WRITTEN PROBLEM: Print exactly, and only, the lines running from the line containing "Type out the text in this image." through the end of the records below.
-------- DATA FOR THIS EXERCISE --------
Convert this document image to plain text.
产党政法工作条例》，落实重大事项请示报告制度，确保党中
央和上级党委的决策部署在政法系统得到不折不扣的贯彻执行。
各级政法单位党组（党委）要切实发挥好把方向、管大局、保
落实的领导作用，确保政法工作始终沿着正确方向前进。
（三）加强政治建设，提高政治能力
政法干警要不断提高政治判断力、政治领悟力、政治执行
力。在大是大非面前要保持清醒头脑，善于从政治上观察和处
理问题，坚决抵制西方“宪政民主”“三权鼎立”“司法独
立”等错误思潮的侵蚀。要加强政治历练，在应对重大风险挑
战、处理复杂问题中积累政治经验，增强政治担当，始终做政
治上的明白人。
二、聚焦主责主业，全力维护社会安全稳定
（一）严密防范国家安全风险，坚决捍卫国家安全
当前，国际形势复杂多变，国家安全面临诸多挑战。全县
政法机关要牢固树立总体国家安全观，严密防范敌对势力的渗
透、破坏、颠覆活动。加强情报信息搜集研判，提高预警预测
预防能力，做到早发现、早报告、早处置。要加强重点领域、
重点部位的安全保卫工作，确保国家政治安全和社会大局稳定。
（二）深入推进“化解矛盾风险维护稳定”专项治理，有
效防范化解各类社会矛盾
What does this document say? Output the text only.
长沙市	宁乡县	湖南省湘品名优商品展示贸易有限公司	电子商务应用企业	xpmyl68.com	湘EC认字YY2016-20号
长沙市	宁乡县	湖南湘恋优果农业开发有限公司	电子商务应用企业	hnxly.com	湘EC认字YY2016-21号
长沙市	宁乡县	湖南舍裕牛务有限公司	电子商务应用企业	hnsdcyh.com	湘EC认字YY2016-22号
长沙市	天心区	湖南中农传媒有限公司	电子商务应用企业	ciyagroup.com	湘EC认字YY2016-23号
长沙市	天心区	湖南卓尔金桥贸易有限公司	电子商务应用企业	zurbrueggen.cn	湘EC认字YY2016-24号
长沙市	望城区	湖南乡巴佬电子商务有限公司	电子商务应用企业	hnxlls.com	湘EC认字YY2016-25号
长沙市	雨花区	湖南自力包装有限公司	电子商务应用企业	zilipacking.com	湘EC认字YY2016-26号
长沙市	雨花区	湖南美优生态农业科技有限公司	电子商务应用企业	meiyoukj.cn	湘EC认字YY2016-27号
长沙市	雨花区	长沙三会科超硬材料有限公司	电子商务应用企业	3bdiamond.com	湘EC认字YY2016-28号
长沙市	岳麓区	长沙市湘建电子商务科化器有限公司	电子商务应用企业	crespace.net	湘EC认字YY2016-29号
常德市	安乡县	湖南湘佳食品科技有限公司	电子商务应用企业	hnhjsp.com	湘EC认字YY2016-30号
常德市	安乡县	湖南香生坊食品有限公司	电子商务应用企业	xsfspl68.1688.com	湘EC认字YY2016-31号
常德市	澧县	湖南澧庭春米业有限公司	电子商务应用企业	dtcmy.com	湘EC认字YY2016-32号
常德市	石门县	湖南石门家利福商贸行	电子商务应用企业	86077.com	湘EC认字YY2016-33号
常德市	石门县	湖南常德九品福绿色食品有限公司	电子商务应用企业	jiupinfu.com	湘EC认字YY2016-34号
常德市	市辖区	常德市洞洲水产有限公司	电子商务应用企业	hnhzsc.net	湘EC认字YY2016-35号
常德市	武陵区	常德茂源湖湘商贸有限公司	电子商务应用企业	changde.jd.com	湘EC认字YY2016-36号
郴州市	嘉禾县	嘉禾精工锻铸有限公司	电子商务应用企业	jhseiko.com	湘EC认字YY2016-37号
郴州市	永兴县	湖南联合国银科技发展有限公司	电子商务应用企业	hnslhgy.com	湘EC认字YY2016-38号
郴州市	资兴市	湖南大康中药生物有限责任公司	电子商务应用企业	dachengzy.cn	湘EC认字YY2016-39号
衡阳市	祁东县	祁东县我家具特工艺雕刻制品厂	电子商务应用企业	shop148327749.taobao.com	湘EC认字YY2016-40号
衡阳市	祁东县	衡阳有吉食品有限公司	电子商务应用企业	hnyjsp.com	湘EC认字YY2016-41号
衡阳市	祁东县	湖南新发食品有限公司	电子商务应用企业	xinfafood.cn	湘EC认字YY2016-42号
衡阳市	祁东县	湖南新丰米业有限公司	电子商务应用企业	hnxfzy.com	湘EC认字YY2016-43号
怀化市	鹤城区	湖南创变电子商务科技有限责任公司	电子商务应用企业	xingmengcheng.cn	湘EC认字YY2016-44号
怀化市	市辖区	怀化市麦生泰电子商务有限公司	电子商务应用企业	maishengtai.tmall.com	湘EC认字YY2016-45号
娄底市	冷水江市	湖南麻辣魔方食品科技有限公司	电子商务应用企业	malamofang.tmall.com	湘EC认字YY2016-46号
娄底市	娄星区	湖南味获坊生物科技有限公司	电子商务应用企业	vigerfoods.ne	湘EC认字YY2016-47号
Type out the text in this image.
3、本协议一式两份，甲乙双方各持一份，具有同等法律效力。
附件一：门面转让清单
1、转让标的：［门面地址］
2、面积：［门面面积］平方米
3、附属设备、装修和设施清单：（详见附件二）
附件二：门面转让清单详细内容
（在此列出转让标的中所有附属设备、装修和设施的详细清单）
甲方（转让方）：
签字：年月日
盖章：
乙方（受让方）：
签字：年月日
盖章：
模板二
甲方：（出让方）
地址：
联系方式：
--------
WORKED ANSWER:
Type out the text in this image.
3、本协议一式两份，甲乙双方各持一份，具有同等法律效力。
附件一：门面转让清单
1、转让标的：［门面地址］
2、面积：［门面面积］平方米
3、附属设备、装修和设施清单：（详见附件二）
附件二：门面转让清单详细内容
（在此列出转让标的中所有附属设备、装修和设施的详细清单）
甲方（转让方）：
签字：年月日
盖章：
乙方（受让方）：
签字：年月日
盖章：
模板二
甲方：（出让方）
地址：
联系方式：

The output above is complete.